━━━ DATA LINES

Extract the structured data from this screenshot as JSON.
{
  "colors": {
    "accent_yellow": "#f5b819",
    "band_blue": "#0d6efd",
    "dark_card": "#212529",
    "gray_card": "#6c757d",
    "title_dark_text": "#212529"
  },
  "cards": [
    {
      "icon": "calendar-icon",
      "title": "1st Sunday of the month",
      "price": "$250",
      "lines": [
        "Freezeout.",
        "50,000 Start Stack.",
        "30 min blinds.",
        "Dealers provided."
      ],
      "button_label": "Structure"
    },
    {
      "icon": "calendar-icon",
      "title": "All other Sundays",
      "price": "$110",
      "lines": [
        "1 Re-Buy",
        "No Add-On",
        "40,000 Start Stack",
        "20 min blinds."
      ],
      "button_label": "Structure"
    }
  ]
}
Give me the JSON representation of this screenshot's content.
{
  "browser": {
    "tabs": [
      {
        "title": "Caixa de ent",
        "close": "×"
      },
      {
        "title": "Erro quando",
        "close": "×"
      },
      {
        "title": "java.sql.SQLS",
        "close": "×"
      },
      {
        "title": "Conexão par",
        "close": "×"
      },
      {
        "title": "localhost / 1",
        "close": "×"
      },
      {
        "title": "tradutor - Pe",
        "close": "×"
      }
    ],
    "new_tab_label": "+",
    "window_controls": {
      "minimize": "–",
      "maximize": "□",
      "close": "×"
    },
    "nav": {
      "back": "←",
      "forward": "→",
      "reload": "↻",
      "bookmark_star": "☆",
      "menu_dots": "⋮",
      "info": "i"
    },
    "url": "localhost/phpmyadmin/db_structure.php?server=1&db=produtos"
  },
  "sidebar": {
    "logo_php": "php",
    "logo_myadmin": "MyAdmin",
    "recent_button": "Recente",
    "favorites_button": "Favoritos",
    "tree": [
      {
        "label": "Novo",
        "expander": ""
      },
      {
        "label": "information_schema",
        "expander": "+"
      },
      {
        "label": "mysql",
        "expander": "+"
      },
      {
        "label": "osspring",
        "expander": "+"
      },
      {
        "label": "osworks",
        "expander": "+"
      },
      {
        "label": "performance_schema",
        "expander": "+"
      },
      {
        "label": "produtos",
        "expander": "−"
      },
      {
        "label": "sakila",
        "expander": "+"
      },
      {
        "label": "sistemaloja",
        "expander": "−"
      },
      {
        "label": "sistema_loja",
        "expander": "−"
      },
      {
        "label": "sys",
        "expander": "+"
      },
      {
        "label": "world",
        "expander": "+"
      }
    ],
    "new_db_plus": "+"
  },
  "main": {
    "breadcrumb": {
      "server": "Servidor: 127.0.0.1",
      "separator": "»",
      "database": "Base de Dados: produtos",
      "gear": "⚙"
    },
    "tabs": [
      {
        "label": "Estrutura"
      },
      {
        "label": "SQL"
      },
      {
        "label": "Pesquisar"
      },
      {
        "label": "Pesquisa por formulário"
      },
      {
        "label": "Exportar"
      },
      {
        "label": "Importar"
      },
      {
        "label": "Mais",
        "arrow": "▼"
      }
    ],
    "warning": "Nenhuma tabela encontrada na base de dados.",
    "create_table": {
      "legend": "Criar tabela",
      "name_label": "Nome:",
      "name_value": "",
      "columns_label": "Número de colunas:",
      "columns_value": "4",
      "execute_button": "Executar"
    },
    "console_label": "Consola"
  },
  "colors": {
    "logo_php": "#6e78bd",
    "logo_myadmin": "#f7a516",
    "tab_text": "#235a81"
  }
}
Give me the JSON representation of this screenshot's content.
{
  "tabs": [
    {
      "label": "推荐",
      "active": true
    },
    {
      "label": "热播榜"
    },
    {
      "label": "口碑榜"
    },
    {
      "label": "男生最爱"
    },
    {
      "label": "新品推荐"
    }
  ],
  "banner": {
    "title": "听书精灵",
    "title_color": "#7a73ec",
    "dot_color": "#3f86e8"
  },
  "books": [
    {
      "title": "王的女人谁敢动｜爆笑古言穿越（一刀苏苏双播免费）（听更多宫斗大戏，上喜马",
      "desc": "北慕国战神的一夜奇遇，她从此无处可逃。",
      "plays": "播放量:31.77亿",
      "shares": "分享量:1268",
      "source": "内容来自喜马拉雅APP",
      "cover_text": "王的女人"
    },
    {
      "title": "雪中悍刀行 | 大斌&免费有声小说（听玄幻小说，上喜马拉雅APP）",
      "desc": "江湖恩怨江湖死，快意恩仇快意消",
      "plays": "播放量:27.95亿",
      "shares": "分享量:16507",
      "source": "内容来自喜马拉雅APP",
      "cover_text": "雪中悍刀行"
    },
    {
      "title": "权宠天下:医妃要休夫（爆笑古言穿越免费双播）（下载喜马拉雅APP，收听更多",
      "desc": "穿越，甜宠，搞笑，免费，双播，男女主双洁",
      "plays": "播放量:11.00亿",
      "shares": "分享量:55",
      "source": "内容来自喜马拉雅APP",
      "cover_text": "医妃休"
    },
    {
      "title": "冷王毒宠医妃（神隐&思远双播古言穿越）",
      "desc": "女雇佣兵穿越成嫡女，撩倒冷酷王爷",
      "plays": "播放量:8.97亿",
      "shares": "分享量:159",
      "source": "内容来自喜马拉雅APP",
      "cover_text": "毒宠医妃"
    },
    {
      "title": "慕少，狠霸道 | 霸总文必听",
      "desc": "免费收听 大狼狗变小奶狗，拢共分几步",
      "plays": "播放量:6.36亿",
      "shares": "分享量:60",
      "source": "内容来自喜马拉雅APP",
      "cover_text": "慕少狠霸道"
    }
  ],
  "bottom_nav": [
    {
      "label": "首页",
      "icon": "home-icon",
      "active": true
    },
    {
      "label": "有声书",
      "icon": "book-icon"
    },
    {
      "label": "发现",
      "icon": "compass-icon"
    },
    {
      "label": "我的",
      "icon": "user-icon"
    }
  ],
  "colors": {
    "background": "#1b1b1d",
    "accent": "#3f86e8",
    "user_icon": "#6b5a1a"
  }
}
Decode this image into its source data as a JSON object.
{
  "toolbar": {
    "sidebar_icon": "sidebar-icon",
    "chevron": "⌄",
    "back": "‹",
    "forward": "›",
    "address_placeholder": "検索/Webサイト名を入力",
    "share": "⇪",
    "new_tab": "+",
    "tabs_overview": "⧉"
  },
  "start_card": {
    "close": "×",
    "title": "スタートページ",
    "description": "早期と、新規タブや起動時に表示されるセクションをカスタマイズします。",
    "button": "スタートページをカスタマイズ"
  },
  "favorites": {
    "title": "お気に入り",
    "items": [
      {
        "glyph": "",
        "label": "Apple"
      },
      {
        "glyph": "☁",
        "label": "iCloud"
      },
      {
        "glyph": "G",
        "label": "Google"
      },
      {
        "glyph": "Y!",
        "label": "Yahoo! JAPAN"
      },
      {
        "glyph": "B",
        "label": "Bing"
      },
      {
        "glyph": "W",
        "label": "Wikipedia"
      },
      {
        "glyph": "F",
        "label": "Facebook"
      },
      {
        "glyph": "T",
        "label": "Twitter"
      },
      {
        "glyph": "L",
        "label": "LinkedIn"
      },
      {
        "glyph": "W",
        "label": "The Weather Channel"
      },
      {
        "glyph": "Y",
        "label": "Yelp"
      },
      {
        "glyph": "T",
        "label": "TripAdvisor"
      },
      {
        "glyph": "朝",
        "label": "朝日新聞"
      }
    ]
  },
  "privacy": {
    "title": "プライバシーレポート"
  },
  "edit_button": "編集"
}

━━━━━━

__WHAT THE TASK ASKS__:
Copy all the lines, exactly.

__THE COMPLETED TASK__:
Extract the structured data from this screenshot as JSON.
{
  "colors": {
    "accent_yellow": "#f5b819",
    "band_blue": "#0d6efd",
    "dark_card": "#212529",
    "gray_card": "#6c757d",
    "title_dark_text": "#212529"
  },
  "cards": [
    {
      "icon": "calendar-icon",
      "title": "1st Sunday of the month",
      "price": "$250",
      "lines": [
        "Freezeout.",
        "50,000 Start Stack.",
        "30 min blinds.",
        "Dealers provided."
      ],
      "button_label": "Structure"
    },
    {
      "icon": "calendar-icon",
      "title": "All other Sundays",
      "price": "$110",
      "lines": [
        "1 Re-Buy",
        "No Add-On",
        "40,000 Start Stack",
        "20 min blinds."
      ],
      "button_label": "Structure"
    }
  ]
}
Give me the JSON representation of this screenshot's content.
{
  "browser": {
    "tabs": [
      {
        "title": "Caixa de ent",
        "close": "×"
      },
      {
        "title": "Erro quando",
        "close": "×"
      },
      {
        "title": "java.sql.SQLS",
        "close": "×"
      },
      {
        "title": "Conexão par",
        "close": "×"
      },
      {
        "title": "localhost / 1",
        "close": "×"
      },
      {
        "title": "tradutor - Pe",
        "close": "×"
      }
    ],
    "new_tab_label": "+",
    "window_controls": {
      "minimize": "–",
      "maximize": "□",
      "close": "×"
    },
    "nav": {
      "back": "←",
      "forward": "→",
      "reload": "↻",
      "bookmark_star": "☆",
      "menu_dots": "⋮",
      "info": "i"
    },
    "url": "localhost/phpmyadmin/db_structure.php?server=1&db=produtos"
  },
  "sidebar": {
    "logo_php": "php",
    "logo_myadmin": "MyAdmin",
    "recent_button": "Recente",
    "favorites_button": "Favoritos",
    "tree": [
      {
        "label": "Novo",
        "expander": ""
      },
      {
        "label": "information_schema",
        "expander": "+"
      },
      {
        "label": "mysql",
        "expander": "+"
      },
      {
        "label": "osspring",
        "expander": "+"
      },
      {
        "label": "osworks",
        "expander": "+"
      },
      {
        "label": "performance_schema",
        "expander": "+"
      },
      {
        "label": "produtos",
        "expander": "−"
      },
      {
        "label": "sakila",
        "expander": "+"
      },
      {
        "label": "sistemaloja",
        "expander": "−"
      },
      {
        "label": "sistema_loja",
        "expander": "−"
      },
      {
        "label": "sys",
        "expander": "+"
      },
      {
        "label": "world",
        "expander": "+"
      }
    ],
    "new_db_plus": "+"
  },
  "main": {
    "breadcrumb": {
      "server": "Servidor: 127.0.0.1",
      "separator": "»",
      "database": "Base de Dados: produtos",
      "gear": "⚙"
    },
    "tabs": [
      {
        "label": "Estrutura"
      },
      {
        "label": "SQL"
      },
      {
        "label": "Pesquisar"
      },
      {
        "label": "Pesquisa por formulário"
      },
      {
        "label": "Exportar"
      },
      {
        "label": "Importar"
      },
      {
        "label": "Mais",
        "arrow": "▼"
      }
    ],
    "warning": "Nenhuma tabela encontrada na base de dados.",
    "create_table": {
      "legend": "Criar tabela",
      "name_label": "Nome:",
      "name_value": "",
      "columns_label": "Número de colunas:",
      "columns_value": "4",
      "execute_button": "Executar"
    },
    "console_label": "Consola"
  },
  "colors": {
    "logo_php": "#6e78bd",
    "logo_myadmin": "#f7a516",
    "tab_text": "#235a81"
  }
}
Give me the JSON representation of this screenshot's content.
{
  "tabs": [
    {
      "label": "推荐",
      "active": true
    },
    {
      "label": "热播榜"
    },
    {
      "label": "口碑榜"
    },
    {
      "label": "男生最爱"
    },
    {
      "label": "新品推荐"
    }
  ],
  "banner": {
    "title": "听书精灵",
    "title_color": "#7a73ec",
    "dot_color": "#3f86e8"
  },
  "books": [
    {
      "title": "王的女人谁敢动｜爆笑古言穿越（一刀苏苏双播免费）（听更多宫斗大戏，上喜马",
      "desc": "北慕国战神的一夜奇遇，她从此无处可逃。",
      "plays": "播放量:31.77亿",
      "shares": "分享量:1268",
      "source": "内容来自喜马拉雅APP",
      "cover_text": "王的女人"
    },
    {
      "title": "雪中悍刀行 | 大斌&免费有声小说（听玄幻小说，上喜马拉雅APP）",
      "desc": "江湖恩怨江湖死，快意恩仇快意消",
      "plays": "播放量:27.95亿",
      "shares": "分享量:16507",
      "source": "内容来自喜马拉雅APP",
      "cover_text": "雪中悍刀行"
    },
    {
      "title": "权宠天下:医妃要休夫（爆笑古言穿越免费双播）（下载喜马拉雅APP，收听更多",
      "desc": "穿越，甜宠，搞笑，免费，双播，男女主双洁",
      "plays": "播放量:11.00亿",
      "shares": "分享量:55",
      "source": "内容来自喜马拉雅APP",
      "cover_text": "医妃休"
    },
    {
      "title": "冷王毒宠医妃（神隐&思远双播古言穿越）",
      "desc": "女雇佣兵穿越成嫡女，撩倒冷酷王爷",
      "plays": "播放量:8.97亿",
      "shares": "分享量:159",
      "source": "内容来自喜马拉雅APP",
      "cover_text": "毒宠医妃"
    },
    {
      "title": "慕少，狠霸道 | 霸总文必听",
      "desc": "免费收听 大狼狗变小奶狗，拢共分几步",
      "plays": "播放量:6.36亿",
      "shares": "分享量:60",
      "source": "内容来自喜马拉雅APP",
      "cover_text": "慕少狠霸道"
    }
  ],
  "bottom_nav": [
    {
      "label": "首页",
      "icon": "home-icon",
      "active": true
    },
    {
      "label": "有声书",
      "icon": "book-icon"
    },
    {
      "label": "发现",
      "icon": "compass-icon"
    },
    {
      "label": "我的",
      "icon": "user-icon"
    }
  ],
  "colors": {
    "background": "#1b1b1d",
    "accent": "#3f86e8",
    "user_icon": "#6b5a1a"
  }
}
Decode this image into its source data as a JSON object.
{
  "toolbar": {
    "sidebar_icon": "sidebar-icon",
    "chevron": "⌄",
    "back": "‹",
    "forward": "›",
    "address_placeholder": "検索/Webサイト名を入力",
    "share": "⇪",
    "new_tab": "+",
    "tabs_overview": "⧉"
  },
  "start_card": {
    "close": "×",
    "title": "スタートページ",
    "description": "早期と、新規タブや起動時に表示されるセクションをカスタマイズします。",
    "button": "スタートページをカスタマイズ"
  },
  "favorites": {
    "title": "お気に入り",
    "items": [
      {
        "glyph": "",
        "label": "Apple"
      },
      {
        "glyph": "☁",
        "label": "iCloud"
      },
      {
        "glyph": "G",
        "label": "Google"
      },
      {
        "glyph": "Y!",
        "label": "Yahoo! JAPAN"
      },
      {
        "glyph": "B",
        "label": "Bing"
      },
      {
        "glyph": "W",
        "label": "Wikipedia"
      },
      {
        "glyph": "F",
        "label": "Facebook"
      },
      {
        "glyph": "T",
        "label": "Twitter"
      },
      {
        "glyph": "L",
        "label": "LinkedIn"
      },
      {
        "glyph": "W",
        "label": "The Weather Channel"
      },
      {
        "glyph": "Y",
        "label": "Yelp"
      },
      {
        "glyph": "T",
        "label": "TripAdvisor"
      },
      {
        "glyph": "朝",
        "label": "朝日新聞"
      }
    ]
  },
  "privacy": {
    "title": "プライバシーレポート"
  },
  "edit_button": "編集"
}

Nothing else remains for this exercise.